Work to be completed =>
Reproduce the listing below without changes, except that pictures are left out.

[Data records]
====

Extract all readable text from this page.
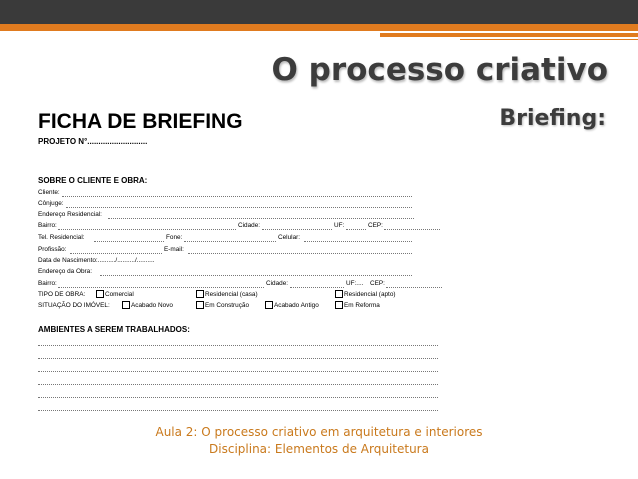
O processo criativo
Briefing:
FICHA DE BRIEFING
PROJETO N°...........................
SOBRE O CLIENTE E OBRA:
Cliente:
Cônjuge:
Endereço Residencial:
Bairro:	Cidade:	UF:	CEP:
Tel. Residencial:	Fone:	Celular:
Profissão:	E-mail:
Data de Nascimento:........../........../..........
Endereço da Obra:
Bairro:	Cidade:	UF:.... CEP:
TIPO DE OBRA:	Comercial	Residencial (casa)	Residencial (apto)
SITUAÇÃO DO IMÓVEL:	Acabado Novo	Em Construção	Acabado Antigo	Em Reforma
AMBIENTES A SEREM TRABALHADOS:
Aula 2: O processo criativo em arquitetura e interiores
Disciplina: Elementos de Arquitetura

====

Task result =>
Extract all readable text from this page.
O processo criativo
Briefing:
FICHA DE BRIEFING
PROJETO N°...........................
SOBRE O CLIENTE E OBRA:
Cliente:
Cônjuge:
Endereço Residencial:
Bairro:	Cidade:	UF:	CEP:
Tel. Residencial:	Fone:	Celular:
Profissão:	E-mail:
Data de Nascimento:........../........../..........
Endereço da Obra:
Bairro:	Cidade:	UF:.... CEP:
TIPO DE OBRA:	Comercial	Residencial (casa)	Residencial (apto)
SITUAÇÃO DO IMÓVEL:	Acabado Novo	Em Construção	Acabado Antigo	Em Reforma
AMBIENTES A SEREM TRABALHADOS:
Aula 2: O processo criativo em arquitetura e interiores
Disciplina: Elementos de Arquitetura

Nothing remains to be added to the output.